GOAL: Copy out the records in full, word for word, without pictures.

RECORD LIST:
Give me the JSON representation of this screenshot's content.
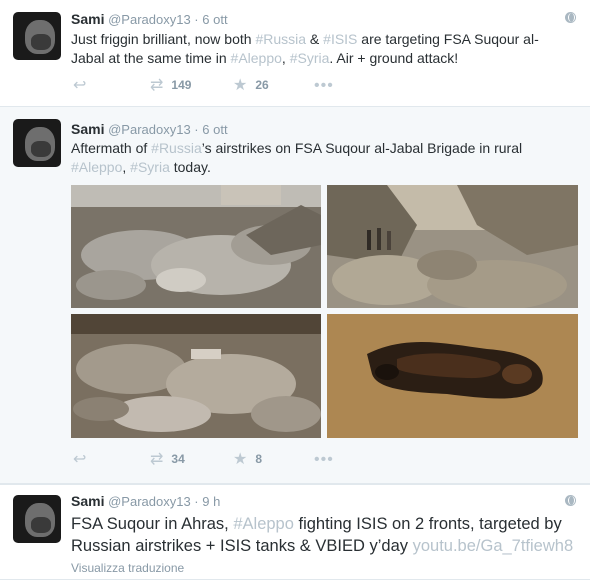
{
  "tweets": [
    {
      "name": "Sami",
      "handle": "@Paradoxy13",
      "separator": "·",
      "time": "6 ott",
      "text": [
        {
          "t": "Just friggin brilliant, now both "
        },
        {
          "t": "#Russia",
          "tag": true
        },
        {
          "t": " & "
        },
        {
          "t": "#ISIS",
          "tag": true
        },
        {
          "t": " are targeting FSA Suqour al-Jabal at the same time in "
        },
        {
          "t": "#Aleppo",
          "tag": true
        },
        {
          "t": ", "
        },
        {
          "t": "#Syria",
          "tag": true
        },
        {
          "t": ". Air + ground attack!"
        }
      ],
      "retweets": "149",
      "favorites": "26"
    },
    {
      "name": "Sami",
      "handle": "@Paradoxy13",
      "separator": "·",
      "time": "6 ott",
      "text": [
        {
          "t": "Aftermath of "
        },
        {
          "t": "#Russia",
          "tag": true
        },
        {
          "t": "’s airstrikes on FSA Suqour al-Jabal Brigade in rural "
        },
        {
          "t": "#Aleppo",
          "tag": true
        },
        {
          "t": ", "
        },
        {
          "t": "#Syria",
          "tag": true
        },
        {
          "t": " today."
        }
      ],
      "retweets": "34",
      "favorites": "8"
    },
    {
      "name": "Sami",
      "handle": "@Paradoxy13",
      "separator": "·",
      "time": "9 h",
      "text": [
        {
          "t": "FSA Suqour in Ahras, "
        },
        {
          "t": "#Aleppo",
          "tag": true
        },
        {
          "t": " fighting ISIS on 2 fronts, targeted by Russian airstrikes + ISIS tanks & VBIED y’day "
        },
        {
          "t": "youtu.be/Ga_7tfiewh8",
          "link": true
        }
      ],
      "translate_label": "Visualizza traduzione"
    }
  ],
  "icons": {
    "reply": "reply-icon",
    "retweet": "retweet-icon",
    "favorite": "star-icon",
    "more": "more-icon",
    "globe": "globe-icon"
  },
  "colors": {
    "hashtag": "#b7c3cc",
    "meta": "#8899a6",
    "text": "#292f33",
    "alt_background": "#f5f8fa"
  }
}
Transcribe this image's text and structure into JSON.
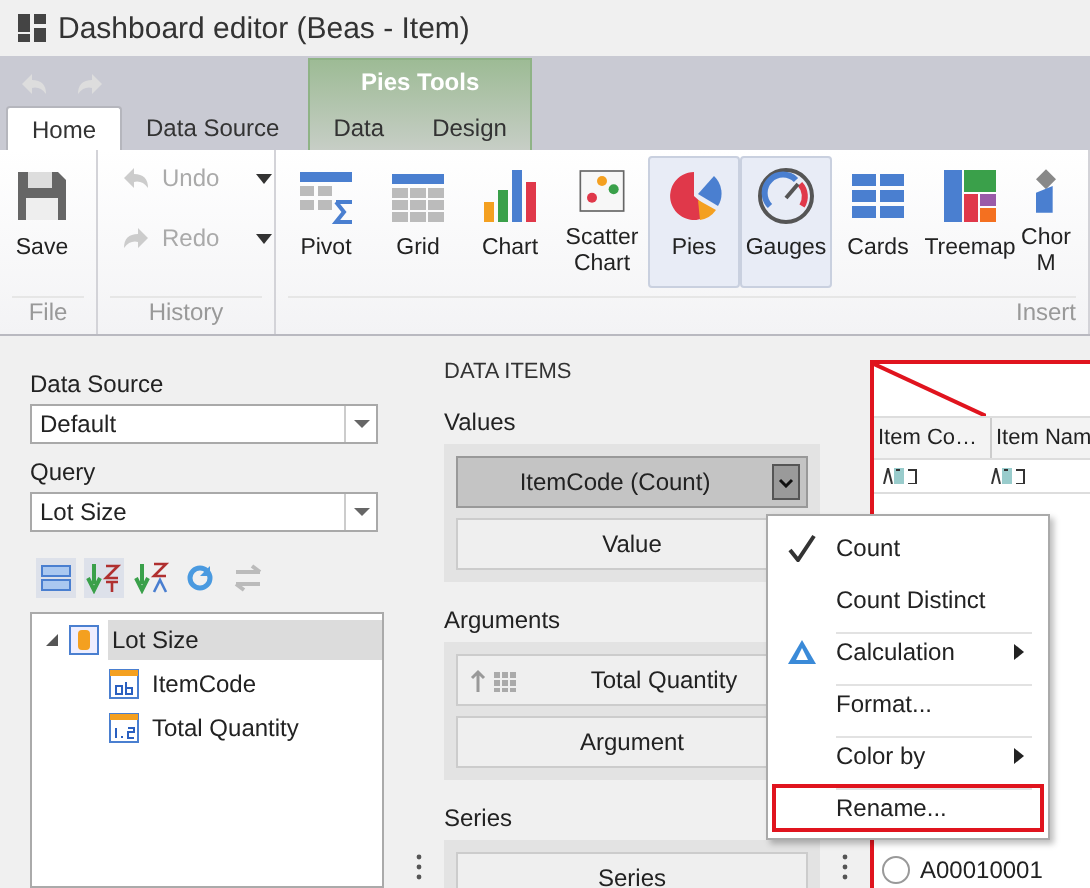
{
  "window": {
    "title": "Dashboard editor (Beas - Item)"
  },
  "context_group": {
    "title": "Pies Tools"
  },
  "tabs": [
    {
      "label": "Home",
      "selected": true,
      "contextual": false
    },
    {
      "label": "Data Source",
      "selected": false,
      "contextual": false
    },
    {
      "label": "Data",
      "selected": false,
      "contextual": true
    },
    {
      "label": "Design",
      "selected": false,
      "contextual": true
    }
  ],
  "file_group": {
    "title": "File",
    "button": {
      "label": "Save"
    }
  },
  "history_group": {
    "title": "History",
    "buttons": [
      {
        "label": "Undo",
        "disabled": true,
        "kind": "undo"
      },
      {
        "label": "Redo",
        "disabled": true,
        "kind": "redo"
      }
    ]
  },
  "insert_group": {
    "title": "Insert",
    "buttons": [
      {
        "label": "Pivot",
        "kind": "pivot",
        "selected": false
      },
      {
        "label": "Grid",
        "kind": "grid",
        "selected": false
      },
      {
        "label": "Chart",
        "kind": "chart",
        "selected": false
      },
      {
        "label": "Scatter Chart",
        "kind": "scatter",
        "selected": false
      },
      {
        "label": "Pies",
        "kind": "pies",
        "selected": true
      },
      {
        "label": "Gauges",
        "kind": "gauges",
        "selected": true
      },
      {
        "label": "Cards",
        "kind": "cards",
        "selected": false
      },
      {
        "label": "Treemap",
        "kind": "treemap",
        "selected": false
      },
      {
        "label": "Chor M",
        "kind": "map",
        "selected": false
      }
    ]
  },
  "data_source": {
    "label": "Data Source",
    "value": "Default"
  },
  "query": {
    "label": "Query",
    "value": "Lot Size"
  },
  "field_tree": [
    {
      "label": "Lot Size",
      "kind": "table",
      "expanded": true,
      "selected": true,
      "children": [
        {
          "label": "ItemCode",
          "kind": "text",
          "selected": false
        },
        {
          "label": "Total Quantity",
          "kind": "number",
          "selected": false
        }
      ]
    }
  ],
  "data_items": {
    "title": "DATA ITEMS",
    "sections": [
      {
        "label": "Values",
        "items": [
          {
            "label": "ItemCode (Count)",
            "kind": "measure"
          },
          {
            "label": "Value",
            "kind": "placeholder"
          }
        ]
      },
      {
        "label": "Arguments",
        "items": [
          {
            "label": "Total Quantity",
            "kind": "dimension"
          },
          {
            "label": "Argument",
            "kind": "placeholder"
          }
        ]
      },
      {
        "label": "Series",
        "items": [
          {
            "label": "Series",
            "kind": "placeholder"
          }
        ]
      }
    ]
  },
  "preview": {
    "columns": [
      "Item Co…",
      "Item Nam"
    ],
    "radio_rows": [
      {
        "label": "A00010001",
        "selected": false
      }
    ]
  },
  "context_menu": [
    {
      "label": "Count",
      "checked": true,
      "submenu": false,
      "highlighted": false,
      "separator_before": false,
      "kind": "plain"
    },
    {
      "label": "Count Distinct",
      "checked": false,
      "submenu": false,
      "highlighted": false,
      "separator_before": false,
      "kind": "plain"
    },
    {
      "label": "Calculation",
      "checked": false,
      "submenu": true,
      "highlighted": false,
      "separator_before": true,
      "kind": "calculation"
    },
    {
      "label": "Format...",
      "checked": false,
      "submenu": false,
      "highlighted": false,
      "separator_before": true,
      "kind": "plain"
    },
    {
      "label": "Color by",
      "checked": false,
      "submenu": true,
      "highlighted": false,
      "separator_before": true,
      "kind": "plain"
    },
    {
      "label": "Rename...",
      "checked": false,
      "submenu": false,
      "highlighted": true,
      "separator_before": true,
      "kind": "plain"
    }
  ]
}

WRITTEN SOLUTION:
Give me the JSON representation of this screenshot's content.
{
  "tweets": [
    {
      "name": "Sami",
      "handle": "@Paradoxy13",
      "separator": "·",
      "time": "6 ott",
      "text": [
        {
          "t": "Just friggin brilliant, now both "
        },
        {
          "t": "#Russia",
          "tag": true
        },
        {
          "t": " & "
        },
        {
          "t": "#ISIS",
          "tag": true
        },
        {
          "t": " are targeting FSA Suqour al-Jabal at the same time in "
        },
        {
          "t": "#Aleppo",
          "tag": true
        },
        {
          "t": ", "
        },
        {
          "t": "#Syria",
          "tag": true
        },
        {
          "t": ". Air + ground attack!"
        }
      ],
      "retweets": "149",
      "favorites": "26"
    },
    {
      "name": "Sami",
      "handle": "@Paradoxy13",
      "separator": "·",
      "time": "6 ott",
      "text": [
        {
          "t": "Aftermath of "
        },
        {
          "t": "#Russia",
          "tag": true
        },
        {
          "t": "’s airstrikes on FSA Suqour al-Jabal Brigade in rural "
        },
        {
          "t": "#Aleppo",
          "tag": true
        },
        {
          "t": ", "
        },
        {
          "t": "#Syria",
          "tag": true
        },
        {
          "t": " today."
        }
      ],
      "retweets": "34",
      "favorites": "8"
    },
    {
      "name": "Sami",
      "handle": "@Paradoxy13",
      "separator": "·",
      "time": "9 h",
      "text": [
        {
          "t": "FSA Suqour in Ahras, "
        },
        {
          "t": "#Aleppo",
          "tag": true
        },
        {
          "t": " fighting ISIS on 2 fronts, targeted by Russian airstrikes + ISIS tanks & VBIED y’day "
        },
        {
          "t": "youtu.be/Ga_7tfiewh8",
          "link": true
        }
      ],
      "translate_label": "Visualizza traduzione"
    }
  ],
  "icons": {
    "reply": "reply-icon",
    "retweet": "retweet-icon",
    "favorite": "star-icon",
    "more": "more-icon",
    "globe": "globe-icon"
  },
  "colors": {
    "hashtag": "#b7c3cc",
    "meta": "#8899a6",
    "text": "#292f33",
    "alt_background": "#f5f8fa"
  }
}
Transcribe this image's text and structure into JSON.
{
  "window": {
    "title": "Dashboard editor (Beas - Item)"
  },
  "context_group": {
    "title": "Pies Tools"
  },
  "tabs": [
    {
      "label": "Home",
      "selected": true,
      "contextual": false
    },
    {
      "label": "Data Source",
      "selected": false,
      "contextual": false
    },
    {
      "label": "Data",
      "selected": false,
      "contextual": true
    },
    {
      "label": "Design",
      "selected": false,
      "contextual": true
    }
  ],
  "file_group": {
    "title": "File",
    "button": {
      "label": "Save"
    }
  },
  "history_group": {
    "title": "History",
    "buttons": [
      {
        "label": "Undo",
        "disabled": true,
        "kind": "undo"
      },
      {
        "label": "Redo",
        "disabled": true,
        "kind": "redo"
      }
    ]
  },
  "insert_group": {
    "title": "Insert",
    "buttons": [
      {
        "label": "Pivot",
        "kind": "pivot",
        "selected": false
      },
      {
        "label": "Grid",
        "kind": "grid",
        "selected": false
      },
      {
        "label": "Chart",
        "kind": "chart",
        "selected": false
      },
      {
        "label": "Scatter Chart",
        "kind": "scatter",
        "selected": false
      },
      {
        "label": "Pies",
        "kind": "pies",
        "selected": true
      },
      {
        "label": "Gauges",
        "kind": "gauges",
        "selected": true
      },
      {
        "label": "Cards",
        "kind": "cards",
        "selected": false
      },
      {
        "label": "Treemap",
        "kind": "treemap",
        "selected": false
      },
      {
        "label": "Chor M",
        "kind": "map",
        "selected": false
      }
    ]
  },
  "data_source": {
    "label": "Data Source",
    "value": "Default"
  },
  "query": {
    "label": "Query",
    "value": "Lot Size"
  },
  "field_tree": [
    {
      "label": "Lot Size",
      "kind": "table",
      "expanded": true,
      "selected": true,
      "children": [
        {
          "label": "ItemCode",
          "kind": "text",
          "selected": false
        },
        {
          "label": "Total Quantity",
          "kind": "number",
          "selected": false
        }
      ]
    }
  ],
  "data_items": {
    "title": "DATA ITEMS",
    "sections": [
      {
        "label": "Values",
        "items": [
          {
            "label": "ItemCode (Count)",
            "kind": "measure"
          },
          {
            "label": "Value",
            "kind": "placeholder"
          }
        ]
      },
      {
        "label": "Arguments",
        "items": [
          {
            "label": "Total Quantity",
            "kind": "dimension"
          },
          {
            "label": "Argument",
            "kind": "placeholder"
          }
        ]
      },
      {
        "label": "Series",
        "items": [
          {
            "label": "Series",
            "kind": "placeholder"
          }
        ]
      }
    ]
  },
  "preview": {
    "columns": [
      "Item Co…",
      "Item Nam"
    ],
    "radio_rows": [
      {
        "label": "A00010001",
        "selected": false
      }
    ]
  },
  "context_menu": [
    {
      "label": "Count",
      "checked": true,
      "submenu": false,
      "highlighted": false,
      "separator_before": false,
      "kind": "plain"
    },
    {
      "label": "Count Distinct",
      "checked": false,
      "submenu": false,
      "highlighted": false,
      "separator_before": false,
      "kind": "plain"
    },
    {
      "label": "Calculation",
      "checked": false,
      "submenu": true,
      "highlighted": false,
      "separator_before": true,
      "kind": "calculation"
    },
    {
      "label": "Format...",
      "checked": false,
      "submenu": false,
      "highlighted": false,
      "separator_before": true,
      "kind": "plain"
    },
    {
      "label": "Color by",
      "checked": false,
      "submenu": true,
      "highlighted": false,
      "separator_before": true,
      "kind": "plain"
    },
    {
      "label": "Rename...",
      "checked": false,
      "submenu": false,
      "highlighted": true,
      "separator_before": true,
      "kind": "plain"
    }
  ]
}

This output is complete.